# EXERCISE PROMPT:
In the piece on women's progress below, where and in what year did the pioneers Clinton mentioned begin fighting for women's rights?

The reality is it’s not easy. It can be damn tough, quite frankly.
But it is possible. We are possible. In 2016, we are making huge strides in many business sectors – and of the ones where progress is moving a bit slower (manufacturing, science, high tech, green energy, mathematics), there are initiatives underway to boost the number of women entering these fields.
We are shaping the world. We always have, really. In the United States, it’s hard to imagine where our nation would be without the work of such notable women like Fannie Lou Hamer, Harriet Tubman, Susan B. Anthony, Jane Addams, Eleanor Roosevelt, Sojourner Truth, Rosa Parks, Amelia Earhart, Bessie Coleman, Elizabeth Cady Stanton, Mother Jones, Phyllis Wheatley, Dolores Huerta, Roger Arliner Young, Roxie Collie Laybourne, Gloria Steinem, Betty Friedan, Marian Anderson, Clara Barton, Shirley Chisholm and Helen Keller, just to name a few.
We continue to make history. We are becoming Army rangers. Female Marines are training alongside men to be integrated into combat roles. Last year, the first, full-time female official was hired by the NFL, and the year before that, Economist Janet Yellen because the first female chief of the Federal Reserve.
We are heading up divisions researching planetary space. We are taking on leadership roles in government, healthcare, business, academia, social sciences, and so much more. We are excelling in athletics. Across all racial and ethnic lines, women earn more undergraduate and graduate degrees each year than men.
Just yesterday, Hillary Clinton became the first woman to earn the Democratic nomination for president of the United States. In her remarks at a rally in Brooklyn, Clinton said that we all “owe so much to those who came before,” those pioneers who began fighting for women’s rights in Seneca Falls, N.Y. in 1848.
We owe it to our mothers and grandmothers to live the lives that they could only dream of. We owe it to our daughters, and our sons, to be an example of what is possible through faith, hard work, grit and determination.
We owe it to ourselves to be anything we want to be. To be all that we can be.
Hello Dawn,
Thank you for your inspiring article. I found this website by looking for something else, and I came across the first picture of the young woman in the aviator’s cap and goggles – I had wanted to know more about her, specifically. Alas, your article doesn’t mention who she is, or who the other three women in the historical photos are!!! 😦 😦 I know who Hillary Clinton is, but I’m not sight-familiar with the other four women pictured here. For your non-American readers, could you please add labels to the pictures? For example: name, date of birth and death, what she is most known for. I would really appreciate this, thank you.

# DATA SECTION:
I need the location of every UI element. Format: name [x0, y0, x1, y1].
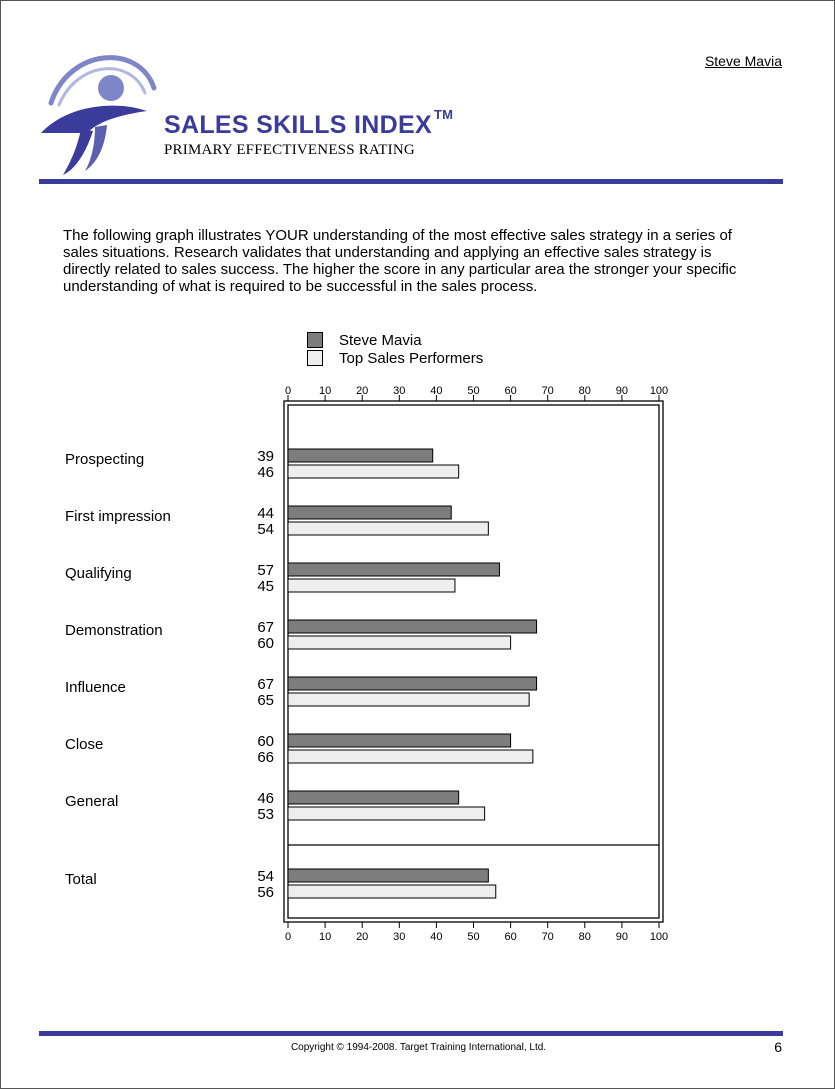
category-label: Total — [65, 871, 97, 888]
tick-label-top: 90 — [616, 385, 628, 397]
bar-top-performers — [288, 885, 496, 898]
tick-label-top: 60 — [504, 385, 516, 397]
tick-label-top: 50 — [467, 385, 479, 397]
tick-label-bottom: 60 — [504, 931, 516, 943]
tick-label-bottom: 100 — [650, 931, 668, 943]
tick-label-top: 80 — [579, 385, 591, 397]
bar-top-performers — [288, 579, 455, 592]
bar-steve-mavia — [288, 449, 433, 462]
chart-frame-inner — [288, 405, 659, 918]
bar-top-performers — [288, 807, 485, 820]
bar-value-label: 56 — [257, 884, 274, 901]
bar-value-label: 66 — [257, 749, 274, 766]
category-label: Demonstration — [65, 622, 163, 639]
bar-value-label: 39 — [257, 448, 274, 465]
bar-value-label: 60 — [257, 733, 274, 750]
bar-value-label: 45 — [257, 578, 274, 595]
page-number: 6 — [774, 1039, 782, 1055]
bar-value-label: 46 — [257, 790, 274, 807]
tick-label-bottom: 10 — [319, 931, 331, 943]
chart-frame-outer — [284, 401, 663, 922]
category-label: First impression — [65, 508, 171, 525]
tick-label-top: 30 — [393, 385, 405, 397]
bar-value-label: 46 — [257, 464, 274, 481]
bar-value-label: 57 — [257, 562, 274, 579]
bar-value-label: 65 — [257, 692, 274, 709]
tick-label-top: 10 — [319, 385, 331, 397]
bar-steve-mavia — [288, 506, 451, 519]
bar-value-label: 67 — [257, 676, 274, 693]
bar-value-label: 67 — [257, 619, 274, 636]
tick-label-bottom: 0 — [285, 931, 291, 943]
bar-steve-mavia — [288, 677, 537, 690]
bar-top-performers — [288, 693, 529, 706]
category-label: Prospecting — [65, 451, 144, 468]
tick-label-bottom: 20 — [356, 931, 368, 943]
bar-value-label: 53 — [257, 806, 274, 823]
footer-divider — [39, 1031, 783, 1036]
tick-label-bottom: 70 — [542, 931, 554, 943]
tick-label-bottom: 30 — [393, 931, 405, 943]
category-label: Influence — [65, 679, 126, 696]
tick-label-top: 20 — [356, 385, 368, 397]
bar-value-label: 54 — [257, 868, 274, 885]
bar-top-performers — [288, 522, 488, 535]
bar-steve-mavia — [288, 791, 459, 804]
tick-label-bottom: 40 — [430, 931, 442, 943]
tick-label-bottom: 50 — [467, 931, 479, 943]
bar-value-label: 44 — [257, 505, 274, 522]
tick-label-bottom: 90 — [616, 931, 628, 943]
bar-steve-mavia — [288, 869, 488, 882]
tick-label-bottom: 80 — [579, 931, 591, 943]
bar-top-performers — [288, 636, 511, 649]
copyright-text: Copyright © 1994-2008. Target Training I… — [1, 1042, 835, 1053]
tick-label-top: 100 — [650, 385, 668, 397]
category-label: General — [65, 793, 118, 810]
tick-label-top: 0 — [285, 385, 291, 397]
bar-top-performers — [288, 750, 533, 763]
category-label: Qualifying — [65, 565, 132, 582]
tick-label-top: 70 — [542, 385, 554, 397]
bar-value-label: 54 — [257, 521, 274, 538]
category-label: Close — [65, 736, 103, 753]
bar-top-performers — [288, 465, 459, 478]
bar-steve-mavia — [288, 734, 511, 747]
bar-steve-mavia — [288, 620, 537, 633]
bar-value-label: 60 — [257, 635, 274, 652]
tick-label-top: 40 — [430, 385, 442, 397]
bar-steve-mavia — [288, 563, 499, 576]
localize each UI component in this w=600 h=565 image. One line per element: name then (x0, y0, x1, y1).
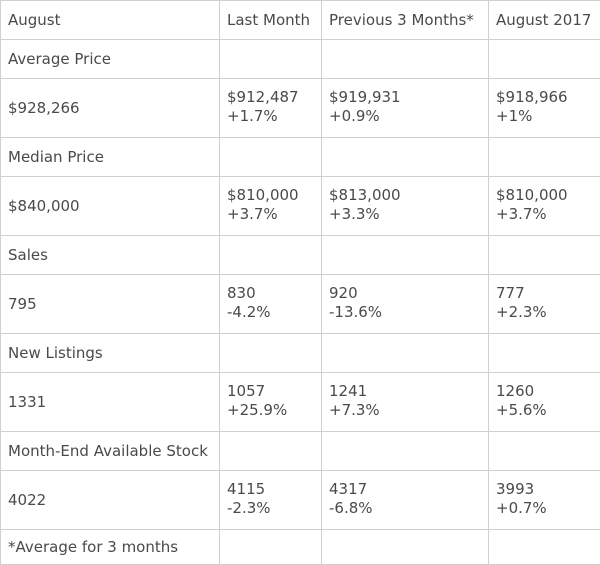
comparison-change: +2.3% (496, 303, 593, 322)
comparison-change: +1.7% (227, 107, 314, 126)
comparison-value: 1260 (496, 382, 593, 401)
section-label-row: Average Price (1, 40, 600, 79)
header-cell-august-2017: August 2017 (489, 1, 600, 40)
comparison-cell: 1241 +7.3% (322, 373, 489, 432)
section-value-row: $840,000 $810,000 +3.7% $813,000 +3.3% $… (1, 177, 600, 236)
current-value: 4022 (1, 471, 220, 530)
section-label-row: Sales (1, 236, 600, 275)
comparison-change: -2.3% (227, 499, 314, 518)
comparison-change: -13.6% (329, 303, 481, 322)
comparison-change: +7.3% (329, 401, 481, 420)
comparison-value: 920 (329, 284, 481, 303)
header-cell-previous-3-months: Previous 3 Months* (322, 1, 489, 40)
section-label-row: Month-End Available Stock (1, 432, 600, 471)
section-label: Average Price (1, 40, 220, 79)
section-label-row: New Listings (1, 334, 600, 373)
section-label: New Listings (1, 334, 220, 373)
comparison-value: 3993 (496, 480, 593, 499)
comparison-value: 4115 (227, 480, 314, 499)
comparison-value: $918,966 (496, 88, 593, 107)
comparison-value: 830 (227, 284, 314, 303)
comparison-change: -4.2% (227, 303, 314, 322)
section-value-row: 1331 1057 +25.9% 1241 +7.3% 1260 +5.6% (1, 373, 600, 432)
comparison-change: +1% (496, 107, 593, 126)
comparison-change: +5.6% (496, 401, 593, 420)
comparison-value: $810,000 (496, 186, 593, 205)
comparison-change: +3.3% (329, 205, 481, 224)
comparison-change: +0.9% (329, 107, 481, 126)
comparison-value: 1241 (329, 382, 481, 401)
header-cell-august: August (1, 1, 220, 40)
comparison-cell: $810,000 +3.7% (220, 177, 322, 236)
section-value-row: 4022 4115 -2.3% 4317 -6.8% 3993 +0.7% (1, 471, 600, 530)
comparison-cell: 777 +2.3% (489, 275, 600, 334)
comparison-value: $919,931 (329, 88, 481, 107)
comparison-change: +3.7% (496, 205, 593, 224)
comparison-change: +3.7% (227, 205, 314, 224)
footnote-row: *Average for 3 months (1, 530, 600, 565)
current-value: $928,266 (1, 79, 220, 138)
comparison-cell: $918,966 +1% (489, 79, 600, 138)
comparison-change: +25.9% (227, 401, 314, 420)
section-label: Sales (1, 236, 220, 275)
comparison-value: 777 (496, 284, 593, 303)
comparison-value: 1057 (227, 382, 314, 401)
comparison-cell: 3993 +0.7% (489, 471, 600, 530)
comparison-value: $813,000 (329, 186, 481, 205)
comparison-cell: 830 -4.2% (220, 275, 322, 334)
comparison-cell: $912,487 +1.7% (220, 79, 322, 138)
comparison-cell: 1057 +25.9% (220, 373, 322, 432)
comparison-value: $912,487 (227, 88, 314, 107)
current-value: 795 (1, 275, 220, 334)
header-row: August Last Month Previous 3 Months* Aug… (1, 1, 600, 40)
comparison-cell: $813,000 +3.3% (322, 177, 489, 236)
current-value: $840,000 (1, 177, 220, 236)
comparison-change: +0.7% (496, 499, 593, 518)
comparison-value: 4317 (329, 480, 481, 499)
footnote: *Average for 3 months (1, 530, 220, 565)
comparison-cell: 4115 -2.3% (220, 471, 322, 530)
comparison-cell: 1260 +5.6% (489, 373, 600, 432)
comparison-change: -6.8% (329, 499, 481, 518)
comparison-cell: 920 -13.6% (322, 275, 489, 334)
comparison-cell: 4317 -6.8% (322, 471, 489, 530)
comparison-value: $810,000 (227, 186, 314, 205)
header-cell-last-month: Last Month (220, 1, 322, 40)
section-label-row: Median Price (1, 138, 600, 177)
comparison-cell: $810,000 +3.7% (489, 177, 600, 236)
section-label: Month-End Available Stock (1, 432, 220, 471)
section-value-row: $928,266 $912,487 +1.7% $919,931 +0.9% $… (1, 79, 600, 138)
current-value: 1331 (1, 373, 220, 432)
section-value-row: 795 830 -4.2% 920 -13.6% 777 +2.3% (1, 275, 600, 334)
section-label: Median Price (1, 138, 220, 177)
comparison-cell: $919,931 +0.9% (322, 79, 489, 138)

# COMPLETED EXERCISE:
In Seneca Falls, N.Y., in 1848.